Aim =
Return all of the lines below exactly as they are.
** Start Input material **
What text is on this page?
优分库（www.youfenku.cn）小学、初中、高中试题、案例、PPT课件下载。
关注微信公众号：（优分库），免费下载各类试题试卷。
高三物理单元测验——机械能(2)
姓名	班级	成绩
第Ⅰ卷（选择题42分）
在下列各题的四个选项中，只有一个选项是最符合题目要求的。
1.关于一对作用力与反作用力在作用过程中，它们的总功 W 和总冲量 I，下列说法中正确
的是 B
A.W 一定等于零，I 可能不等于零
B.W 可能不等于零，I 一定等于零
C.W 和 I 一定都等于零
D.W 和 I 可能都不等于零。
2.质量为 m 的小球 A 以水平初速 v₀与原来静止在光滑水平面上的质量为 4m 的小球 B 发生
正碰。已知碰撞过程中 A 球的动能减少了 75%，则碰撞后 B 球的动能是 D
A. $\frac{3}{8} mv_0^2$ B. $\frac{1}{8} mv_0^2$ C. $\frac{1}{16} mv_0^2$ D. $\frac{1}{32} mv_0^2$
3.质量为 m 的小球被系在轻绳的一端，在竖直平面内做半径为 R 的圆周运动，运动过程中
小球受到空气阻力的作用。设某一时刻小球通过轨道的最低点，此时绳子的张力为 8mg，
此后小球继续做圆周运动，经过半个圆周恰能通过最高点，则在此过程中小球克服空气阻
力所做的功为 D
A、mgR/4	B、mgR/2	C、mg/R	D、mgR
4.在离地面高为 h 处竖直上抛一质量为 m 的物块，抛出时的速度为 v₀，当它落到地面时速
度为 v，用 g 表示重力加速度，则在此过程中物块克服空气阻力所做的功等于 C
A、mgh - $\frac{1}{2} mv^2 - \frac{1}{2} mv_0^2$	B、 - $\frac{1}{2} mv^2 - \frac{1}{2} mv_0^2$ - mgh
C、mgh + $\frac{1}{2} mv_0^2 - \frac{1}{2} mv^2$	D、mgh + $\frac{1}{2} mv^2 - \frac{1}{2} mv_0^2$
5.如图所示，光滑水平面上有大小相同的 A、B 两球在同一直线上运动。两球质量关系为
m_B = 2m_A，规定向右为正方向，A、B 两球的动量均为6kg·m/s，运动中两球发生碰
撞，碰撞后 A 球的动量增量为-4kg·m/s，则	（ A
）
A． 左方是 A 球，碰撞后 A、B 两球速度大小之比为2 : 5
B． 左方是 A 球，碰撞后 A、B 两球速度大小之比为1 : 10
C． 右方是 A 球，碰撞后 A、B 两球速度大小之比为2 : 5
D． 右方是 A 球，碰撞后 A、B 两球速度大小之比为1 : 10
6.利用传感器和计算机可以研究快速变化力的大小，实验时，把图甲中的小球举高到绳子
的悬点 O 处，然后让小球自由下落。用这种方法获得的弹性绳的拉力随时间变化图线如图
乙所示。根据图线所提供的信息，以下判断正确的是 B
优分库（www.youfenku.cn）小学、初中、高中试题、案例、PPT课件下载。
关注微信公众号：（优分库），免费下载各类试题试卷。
** End Input material **
Exercise result =
What text is on this page?
优分库（www.youfenku.cn）小学、初中、高中试题、案例、PPT课件下载。
关注微信公众号：（优分库），免费下载各类试题试卷。
高三物理单元测验——机械能(2)
姓名	班级	成绩
第Ⅰ卷（选择题42分）
在下列各题的四个选项中，只有一个选项是最符合题目要求的。
1.关于一对作用力与反作用力在作用过程中，它们的总功 W 和总冲量 I，下列说法中正确
的是 B
A.W 一定等于零，I 可能不等于零
B.W 可能不等于零，I 一定等于零
C.W 和 I 一定都等于零
D.W 和 I 可能都不等于零。
2.质量为 m 的小球 A 以水平初速 v₀与原来静止在光滑水平面上的质量为 4m 的小球 B 发生
正碰。已知碰撞过程中 A 球的动能减少了 75%，则碰撞后 B 球的动能是 D
A. $\frac{3}{8} mv_0^2$ B. $\frac{1}{8} mv_0^2$ C. $\frac{1}{16} mv_0^2$ D. $\frac{1}{32} mv_0^2$
3.质量为 m 的小球被系在轻绳的一端，在竖直平面内做半径为 R 的圆周运动，运动过程中
小球受到空气阻力的作用。设某一时刻小球通过轨道的最低点，此时绳子的张力为 8mg，
此后小球继续做圆周运动，经过半个圆周恰能通过最高点，则在此过程中小球克服空气阻
力所做的功为 D
A、mgR/4	B、mgR/2	C、mg/R	D、mgR
4.在离地面高为 h 处竖直上抛一质量为 m 的物块，抛出时的速度为 v₀，当它落到地面时速
度为 v，用 g 表示重力加速度，则在此过程中物块克服空气阻力所做的功等于 C
A、mgh - $\frac{1}{2} mv^2 - \frac{1}{2} mv_0^2$	B、 - $\frac{1}{2} mv^2 - \frac{1}{2} mv_0^2$ - mgh
C、mgh + $\frac{1}{2} mv_0^2 - \frac{1}{2} mv^2$	D、mgh + $\frac{1}{2} mv^2 - \frac{1}{2} mv_0^2$
5.如图所示，光滑水平面上有大小相同的 A、B 两球在同一直线上运动。两球质量关系为
m_B = 2m_A，规定向右为正方向，A、B 两球的动量均为6kg·m/s，运动中两球发生碰
撞，碰撞后 A 球的动量增量为-4kg·m/s，则	（ A
）
A． 左方是 A 球，碰撞后 A、B 两球速度大小之比为2 : 5
B． 左方是 A 球，碰撞后 A、B 两球速度大小之比为1 : 10
C． 右方是 A 球，碰撞后 A、B 两球速度大小之比为2 : 5
D． 右方是 A 球，碰撞后 A、B 两球速度大小之比为1 : 10
6.利用传感器和计算机可以研究快速变化力的大小，实验时，把图甲中的小球举高到绳子
的悬点 O 处，然后让小球自由下落。用这种方法获得的弹性绳的拉力随时间变化图线如图
乙所示。根据图线所提供的信息，以下判断正确的是 B
优分库（www.youfenku.cn）小学、初中、高中试题、案例、PPT课件下载。
关注微信公众号：（优分库），免费下载各类试题试卷。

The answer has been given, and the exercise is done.